Extracted data entries:
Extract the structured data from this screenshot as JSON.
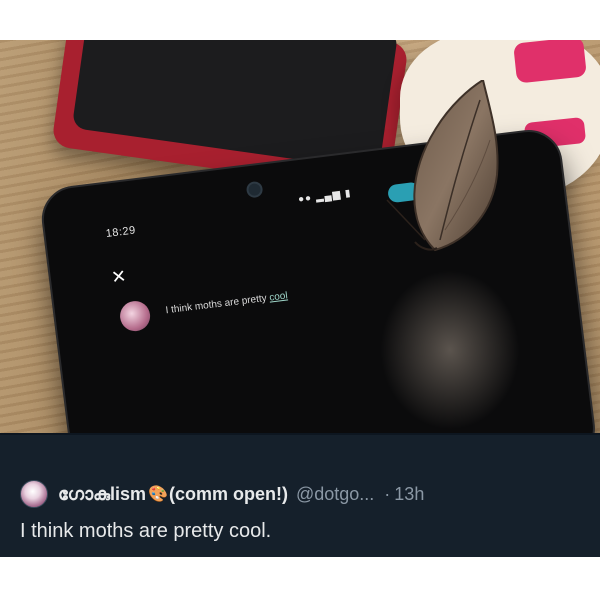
{
  "photo_phone": {
    "status_time": "18:29",
    "reply_text_prefix": "I think moths are pretty",
    "reply_text_link": "cool"
  },
  "tweet": {
    "display_name": "ഗോകുlism",
    "palette_icon": "🎨",
    "name_suffix": "(comm open!)",
    "handle": "@dotgo...",
    "separator": "·",
    "time": "13h",
    "text": "I think moths are pretty cool."
  }
}
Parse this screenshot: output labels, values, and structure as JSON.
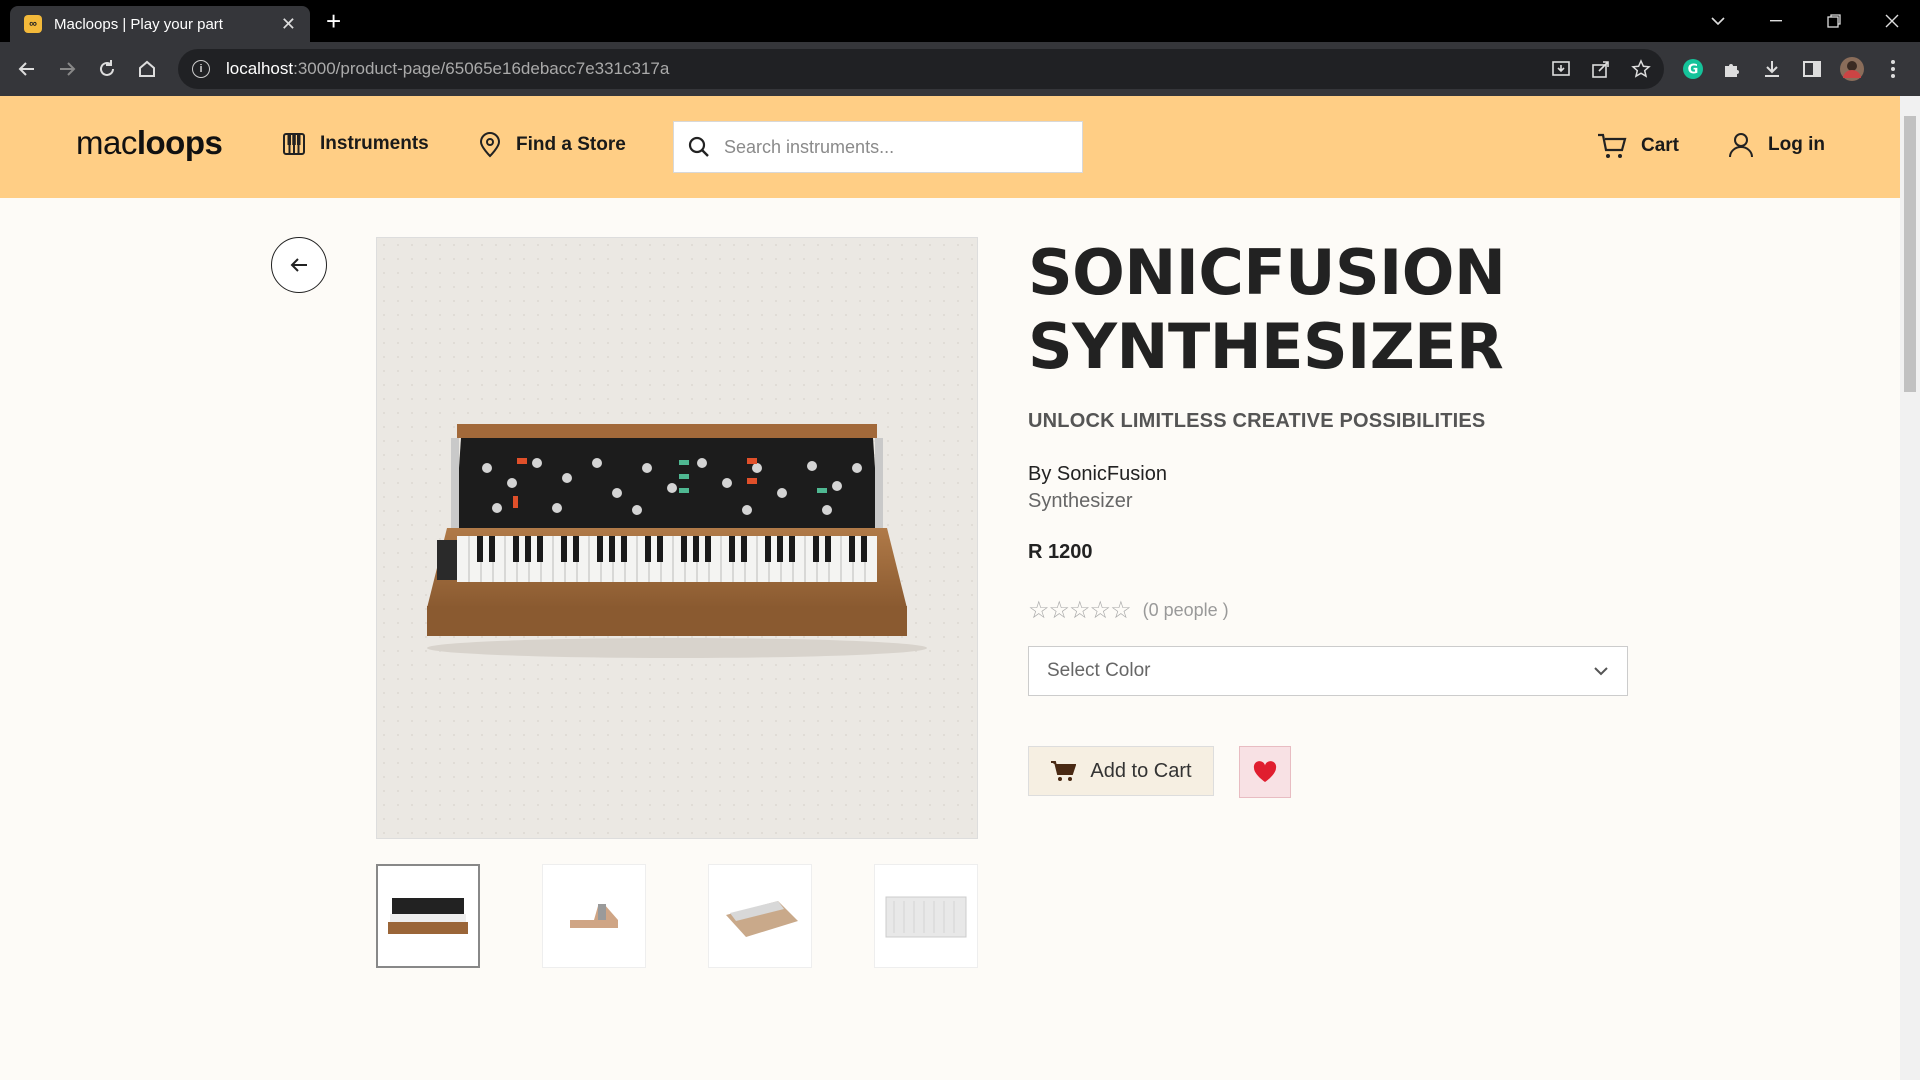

◆ Job
Extract all the data above exactly, excluding every picture.

◆ Task result
Extract the structured data from this screenshot as JSON.
{
  "photo_phone": {
    "status_time": "18:29",
    "reply_text_prefix": "I think moths are pretty",
    "reply_text_link": "cool"
  },
  "tweet": {
    "display_name": "ഗോകുlism",
    "palette_icon": "🎨",
    "name_suffix": "(comm open!)",
    "handle": "@dotgo...",
    "separator": "·",
    "time": "13h",
    "text": "I think moths are pretty cool."
  }
}
Parse this screenshot: output labels, values, and structure as JSON.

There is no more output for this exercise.